Instructions to follow: Collect every line of the records below that contains the word "находится".

Dataset entries
★ ★ ★ ★ ★ ★ ★
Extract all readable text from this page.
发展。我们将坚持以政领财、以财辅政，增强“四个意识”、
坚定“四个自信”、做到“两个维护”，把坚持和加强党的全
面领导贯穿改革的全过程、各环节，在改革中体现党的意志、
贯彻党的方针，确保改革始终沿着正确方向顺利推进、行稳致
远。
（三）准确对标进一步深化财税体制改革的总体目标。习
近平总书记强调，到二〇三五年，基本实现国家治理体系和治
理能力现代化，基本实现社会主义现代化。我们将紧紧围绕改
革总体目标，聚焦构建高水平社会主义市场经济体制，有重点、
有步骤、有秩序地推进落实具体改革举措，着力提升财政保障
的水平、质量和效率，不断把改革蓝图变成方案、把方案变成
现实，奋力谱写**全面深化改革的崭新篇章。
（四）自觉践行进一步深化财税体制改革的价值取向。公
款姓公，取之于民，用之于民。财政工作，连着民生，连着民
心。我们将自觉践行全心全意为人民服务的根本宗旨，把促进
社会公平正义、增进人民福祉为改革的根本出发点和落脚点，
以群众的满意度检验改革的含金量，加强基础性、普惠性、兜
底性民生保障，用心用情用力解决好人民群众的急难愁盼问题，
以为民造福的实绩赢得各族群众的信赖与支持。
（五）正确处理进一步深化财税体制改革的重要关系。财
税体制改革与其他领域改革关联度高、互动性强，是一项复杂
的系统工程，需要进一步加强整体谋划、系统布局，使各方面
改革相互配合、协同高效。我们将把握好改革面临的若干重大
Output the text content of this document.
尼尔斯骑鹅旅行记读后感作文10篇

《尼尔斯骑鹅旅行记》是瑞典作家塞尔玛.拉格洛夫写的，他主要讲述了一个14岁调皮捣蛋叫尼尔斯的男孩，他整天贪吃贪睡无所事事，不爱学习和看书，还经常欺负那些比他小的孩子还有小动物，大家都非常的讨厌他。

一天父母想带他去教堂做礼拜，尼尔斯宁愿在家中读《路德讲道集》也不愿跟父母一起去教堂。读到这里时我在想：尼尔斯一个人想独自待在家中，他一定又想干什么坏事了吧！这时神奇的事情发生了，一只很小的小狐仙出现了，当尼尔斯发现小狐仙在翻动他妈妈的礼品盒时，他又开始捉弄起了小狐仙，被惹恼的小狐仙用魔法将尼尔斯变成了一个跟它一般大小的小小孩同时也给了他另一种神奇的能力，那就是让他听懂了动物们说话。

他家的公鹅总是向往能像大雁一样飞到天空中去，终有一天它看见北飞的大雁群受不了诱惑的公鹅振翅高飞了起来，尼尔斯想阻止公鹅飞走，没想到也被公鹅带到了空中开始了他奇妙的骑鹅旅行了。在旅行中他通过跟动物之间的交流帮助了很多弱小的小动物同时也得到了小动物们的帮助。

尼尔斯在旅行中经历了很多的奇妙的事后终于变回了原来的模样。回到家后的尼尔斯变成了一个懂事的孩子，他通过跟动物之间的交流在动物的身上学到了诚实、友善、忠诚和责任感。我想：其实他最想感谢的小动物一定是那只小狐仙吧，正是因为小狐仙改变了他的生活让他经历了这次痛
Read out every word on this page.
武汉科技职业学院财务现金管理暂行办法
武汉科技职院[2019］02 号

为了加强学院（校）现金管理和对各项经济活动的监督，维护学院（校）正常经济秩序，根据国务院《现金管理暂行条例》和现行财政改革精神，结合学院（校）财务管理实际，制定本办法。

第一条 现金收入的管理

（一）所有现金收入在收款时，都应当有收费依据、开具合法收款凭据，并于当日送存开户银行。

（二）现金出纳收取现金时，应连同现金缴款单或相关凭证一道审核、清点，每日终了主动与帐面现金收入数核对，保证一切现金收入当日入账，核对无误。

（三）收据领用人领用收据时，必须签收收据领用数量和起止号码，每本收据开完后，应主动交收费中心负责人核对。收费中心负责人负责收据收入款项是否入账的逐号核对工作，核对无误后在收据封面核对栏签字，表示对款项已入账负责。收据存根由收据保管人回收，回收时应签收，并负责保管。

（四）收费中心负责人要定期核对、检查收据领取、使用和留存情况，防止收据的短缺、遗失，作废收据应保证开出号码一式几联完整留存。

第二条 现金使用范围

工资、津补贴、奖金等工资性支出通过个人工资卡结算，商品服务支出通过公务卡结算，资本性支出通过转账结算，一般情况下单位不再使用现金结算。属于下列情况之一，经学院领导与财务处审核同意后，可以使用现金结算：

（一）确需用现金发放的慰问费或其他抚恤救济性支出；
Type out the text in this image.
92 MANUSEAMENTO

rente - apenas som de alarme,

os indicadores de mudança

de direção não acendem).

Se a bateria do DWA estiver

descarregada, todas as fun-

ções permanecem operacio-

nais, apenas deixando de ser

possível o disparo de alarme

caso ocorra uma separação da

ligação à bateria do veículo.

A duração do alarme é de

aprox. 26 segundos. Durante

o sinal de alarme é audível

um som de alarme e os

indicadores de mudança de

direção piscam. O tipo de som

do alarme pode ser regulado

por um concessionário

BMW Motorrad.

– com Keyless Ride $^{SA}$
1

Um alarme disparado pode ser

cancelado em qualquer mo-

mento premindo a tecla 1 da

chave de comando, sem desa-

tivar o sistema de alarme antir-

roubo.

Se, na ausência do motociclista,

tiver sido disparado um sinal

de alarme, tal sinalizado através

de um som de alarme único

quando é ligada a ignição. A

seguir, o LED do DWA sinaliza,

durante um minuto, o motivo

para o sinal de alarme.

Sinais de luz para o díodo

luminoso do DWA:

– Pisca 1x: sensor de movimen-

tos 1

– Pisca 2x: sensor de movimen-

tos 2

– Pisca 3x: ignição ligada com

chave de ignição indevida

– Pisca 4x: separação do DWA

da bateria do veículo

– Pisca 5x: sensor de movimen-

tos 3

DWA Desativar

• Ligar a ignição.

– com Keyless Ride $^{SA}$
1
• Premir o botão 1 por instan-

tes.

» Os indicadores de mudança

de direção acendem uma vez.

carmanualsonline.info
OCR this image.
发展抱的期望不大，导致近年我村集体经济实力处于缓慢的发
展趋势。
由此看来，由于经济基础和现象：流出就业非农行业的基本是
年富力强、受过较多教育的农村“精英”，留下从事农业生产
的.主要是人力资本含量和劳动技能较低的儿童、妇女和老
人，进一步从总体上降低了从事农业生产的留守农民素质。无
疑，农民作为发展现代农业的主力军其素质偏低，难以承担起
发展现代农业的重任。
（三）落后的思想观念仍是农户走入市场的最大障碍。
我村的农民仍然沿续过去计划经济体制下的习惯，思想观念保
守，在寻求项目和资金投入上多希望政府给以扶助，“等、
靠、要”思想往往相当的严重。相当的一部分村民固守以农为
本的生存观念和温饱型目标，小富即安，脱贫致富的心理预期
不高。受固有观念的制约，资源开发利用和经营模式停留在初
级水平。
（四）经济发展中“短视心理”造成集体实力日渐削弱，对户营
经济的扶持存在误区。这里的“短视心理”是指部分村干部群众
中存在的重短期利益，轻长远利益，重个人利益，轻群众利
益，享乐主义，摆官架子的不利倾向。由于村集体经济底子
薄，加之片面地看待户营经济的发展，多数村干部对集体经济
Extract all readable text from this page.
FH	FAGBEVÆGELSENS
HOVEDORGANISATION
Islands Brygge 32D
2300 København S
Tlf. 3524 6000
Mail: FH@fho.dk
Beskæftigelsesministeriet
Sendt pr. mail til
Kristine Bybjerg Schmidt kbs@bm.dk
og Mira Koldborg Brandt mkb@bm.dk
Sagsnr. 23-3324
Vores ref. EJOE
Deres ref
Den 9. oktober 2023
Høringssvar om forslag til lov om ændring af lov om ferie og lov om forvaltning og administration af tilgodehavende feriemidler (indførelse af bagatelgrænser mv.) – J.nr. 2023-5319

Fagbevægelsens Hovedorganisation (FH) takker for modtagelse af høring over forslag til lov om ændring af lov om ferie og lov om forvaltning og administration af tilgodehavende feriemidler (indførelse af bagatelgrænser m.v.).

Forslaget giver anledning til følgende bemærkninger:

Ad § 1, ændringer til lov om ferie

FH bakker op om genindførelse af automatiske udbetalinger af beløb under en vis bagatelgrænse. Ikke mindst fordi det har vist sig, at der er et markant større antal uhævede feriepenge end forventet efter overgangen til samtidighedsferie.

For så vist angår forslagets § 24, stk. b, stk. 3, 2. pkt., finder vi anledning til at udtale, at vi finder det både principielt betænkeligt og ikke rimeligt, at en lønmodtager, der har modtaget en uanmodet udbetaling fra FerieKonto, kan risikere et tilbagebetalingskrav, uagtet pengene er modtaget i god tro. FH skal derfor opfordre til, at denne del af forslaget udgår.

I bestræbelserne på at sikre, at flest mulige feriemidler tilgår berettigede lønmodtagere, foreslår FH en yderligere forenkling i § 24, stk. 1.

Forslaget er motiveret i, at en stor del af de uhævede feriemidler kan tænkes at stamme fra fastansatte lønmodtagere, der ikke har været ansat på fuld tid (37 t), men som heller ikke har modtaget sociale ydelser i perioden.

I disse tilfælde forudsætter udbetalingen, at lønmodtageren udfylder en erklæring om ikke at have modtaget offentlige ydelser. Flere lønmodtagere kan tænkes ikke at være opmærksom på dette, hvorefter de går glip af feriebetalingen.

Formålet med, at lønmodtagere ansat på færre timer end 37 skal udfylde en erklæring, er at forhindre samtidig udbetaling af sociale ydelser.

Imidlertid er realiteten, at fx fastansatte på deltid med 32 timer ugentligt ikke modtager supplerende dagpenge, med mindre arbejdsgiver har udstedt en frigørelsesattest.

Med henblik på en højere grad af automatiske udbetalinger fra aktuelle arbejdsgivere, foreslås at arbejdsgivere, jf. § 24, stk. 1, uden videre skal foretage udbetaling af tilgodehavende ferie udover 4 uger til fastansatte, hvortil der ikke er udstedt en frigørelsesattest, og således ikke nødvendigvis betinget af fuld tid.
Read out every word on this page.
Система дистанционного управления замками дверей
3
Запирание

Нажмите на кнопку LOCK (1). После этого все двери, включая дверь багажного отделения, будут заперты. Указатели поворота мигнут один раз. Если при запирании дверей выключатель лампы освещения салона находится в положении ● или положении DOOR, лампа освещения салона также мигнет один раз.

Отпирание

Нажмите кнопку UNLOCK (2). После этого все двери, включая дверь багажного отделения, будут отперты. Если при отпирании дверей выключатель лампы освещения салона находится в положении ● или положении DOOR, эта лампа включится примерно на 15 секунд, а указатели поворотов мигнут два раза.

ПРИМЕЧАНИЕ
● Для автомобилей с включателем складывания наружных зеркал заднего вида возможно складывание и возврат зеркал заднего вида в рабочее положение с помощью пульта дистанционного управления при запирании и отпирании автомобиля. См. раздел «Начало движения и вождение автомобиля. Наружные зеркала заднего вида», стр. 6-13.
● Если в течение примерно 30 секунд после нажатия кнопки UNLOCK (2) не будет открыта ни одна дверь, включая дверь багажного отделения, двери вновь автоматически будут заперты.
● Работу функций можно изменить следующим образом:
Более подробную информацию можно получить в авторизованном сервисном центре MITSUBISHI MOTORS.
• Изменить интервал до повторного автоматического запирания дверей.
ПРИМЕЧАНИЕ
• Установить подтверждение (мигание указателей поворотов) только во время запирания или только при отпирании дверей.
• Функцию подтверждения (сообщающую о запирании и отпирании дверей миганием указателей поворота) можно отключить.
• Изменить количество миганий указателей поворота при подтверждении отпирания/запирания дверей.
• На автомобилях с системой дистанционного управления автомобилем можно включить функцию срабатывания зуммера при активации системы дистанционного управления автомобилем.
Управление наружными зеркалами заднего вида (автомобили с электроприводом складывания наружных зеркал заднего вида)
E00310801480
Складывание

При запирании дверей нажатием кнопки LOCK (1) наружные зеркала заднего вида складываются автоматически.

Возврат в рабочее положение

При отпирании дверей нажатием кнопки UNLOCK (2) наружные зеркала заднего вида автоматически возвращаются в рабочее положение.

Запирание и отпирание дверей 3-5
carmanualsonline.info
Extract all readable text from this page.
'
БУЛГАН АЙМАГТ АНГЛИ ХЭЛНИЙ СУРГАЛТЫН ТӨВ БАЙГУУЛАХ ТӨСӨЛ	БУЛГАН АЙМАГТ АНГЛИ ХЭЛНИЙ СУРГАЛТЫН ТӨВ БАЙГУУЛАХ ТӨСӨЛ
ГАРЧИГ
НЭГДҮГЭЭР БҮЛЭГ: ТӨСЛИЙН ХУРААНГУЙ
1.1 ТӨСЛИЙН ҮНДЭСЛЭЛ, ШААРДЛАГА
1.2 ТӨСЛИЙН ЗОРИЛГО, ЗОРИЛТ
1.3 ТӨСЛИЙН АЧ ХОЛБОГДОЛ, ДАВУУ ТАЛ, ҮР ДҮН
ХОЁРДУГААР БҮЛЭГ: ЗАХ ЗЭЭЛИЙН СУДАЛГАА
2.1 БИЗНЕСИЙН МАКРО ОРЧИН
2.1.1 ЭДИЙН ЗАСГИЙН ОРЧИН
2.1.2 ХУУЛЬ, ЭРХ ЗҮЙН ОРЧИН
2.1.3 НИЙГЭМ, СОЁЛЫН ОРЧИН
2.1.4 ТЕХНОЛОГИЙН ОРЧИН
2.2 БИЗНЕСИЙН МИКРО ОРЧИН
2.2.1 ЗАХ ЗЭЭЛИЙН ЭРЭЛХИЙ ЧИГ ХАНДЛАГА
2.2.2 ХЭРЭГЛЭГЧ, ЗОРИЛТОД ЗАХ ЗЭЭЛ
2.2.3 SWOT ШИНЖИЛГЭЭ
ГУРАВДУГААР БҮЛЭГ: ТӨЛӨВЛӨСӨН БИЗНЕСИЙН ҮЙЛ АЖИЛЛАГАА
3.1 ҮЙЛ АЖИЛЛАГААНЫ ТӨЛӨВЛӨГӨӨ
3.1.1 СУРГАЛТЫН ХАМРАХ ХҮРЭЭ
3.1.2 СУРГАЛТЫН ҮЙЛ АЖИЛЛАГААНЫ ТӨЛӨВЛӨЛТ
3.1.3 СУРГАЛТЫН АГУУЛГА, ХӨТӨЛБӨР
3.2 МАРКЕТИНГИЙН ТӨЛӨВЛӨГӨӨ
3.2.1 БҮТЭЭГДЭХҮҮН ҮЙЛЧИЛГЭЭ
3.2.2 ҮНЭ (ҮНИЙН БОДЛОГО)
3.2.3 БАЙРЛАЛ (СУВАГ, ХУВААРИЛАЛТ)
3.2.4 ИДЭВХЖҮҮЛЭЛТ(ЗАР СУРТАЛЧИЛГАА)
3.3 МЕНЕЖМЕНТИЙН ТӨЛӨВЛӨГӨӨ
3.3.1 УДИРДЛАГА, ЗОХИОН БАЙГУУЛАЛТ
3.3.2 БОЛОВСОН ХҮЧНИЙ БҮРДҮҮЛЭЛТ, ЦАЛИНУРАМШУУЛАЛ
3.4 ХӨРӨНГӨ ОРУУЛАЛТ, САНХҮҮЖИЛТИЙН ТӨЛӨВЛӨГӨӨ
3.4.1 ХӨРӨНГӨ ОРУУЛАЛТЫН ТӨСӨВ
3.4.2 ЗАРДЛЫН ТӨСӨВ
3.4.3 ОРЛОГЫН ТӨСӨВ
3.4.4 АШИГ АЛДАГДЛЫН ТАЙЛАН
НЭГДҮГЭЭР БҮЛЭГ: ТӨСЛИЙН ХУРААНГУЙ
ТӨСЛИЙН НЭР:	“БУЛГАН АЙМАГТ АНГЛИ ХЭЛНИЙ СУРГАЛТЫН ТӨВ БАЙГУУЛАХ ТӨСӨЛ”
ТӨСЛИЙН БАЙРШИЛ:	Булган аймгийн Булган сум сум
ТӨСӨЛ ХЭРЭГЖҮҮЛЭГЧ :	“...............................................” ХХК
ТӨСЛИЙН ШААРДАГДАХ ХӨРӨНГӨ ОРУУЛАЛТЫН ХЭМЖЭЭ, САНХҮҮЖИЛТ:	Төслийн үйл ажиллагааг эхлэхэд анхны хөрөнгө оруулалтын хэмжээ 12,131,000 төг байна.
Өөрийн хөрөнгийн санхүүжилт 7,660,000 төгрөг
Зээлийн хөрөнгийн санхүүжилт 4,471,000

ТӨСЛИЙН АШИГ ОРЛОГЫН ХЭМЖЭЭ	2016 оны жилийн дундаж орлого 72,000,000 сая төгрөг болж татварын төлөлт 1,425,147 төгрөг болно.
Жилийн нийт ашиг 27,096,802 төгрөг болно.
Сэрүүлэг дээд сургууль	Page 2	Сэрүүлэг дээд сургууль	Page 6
★ ★ ★ ★ ★ ★ ★
Correct response:
Нажмите на кнопку LOCK (1). После этого все двери, включая дверь багажного отделения, будут заперты. Указатели поворота мигнут один раз. Если при запирании дверей выключатель лампы освещения салона находится в положении ● или положении DOOR, лампа освещения салона также мигнет один раз.
Нажмите кнопку UNLOCK (2). После этого все двери, включая дверь багажного отделения, будут отперты. Если при отпирании дверей выключатель лампы освещения салона находится в положении ● или положении DOOR, эта лампа включится примерно на 15 секунд, а указатели поворотов мигнут два раза.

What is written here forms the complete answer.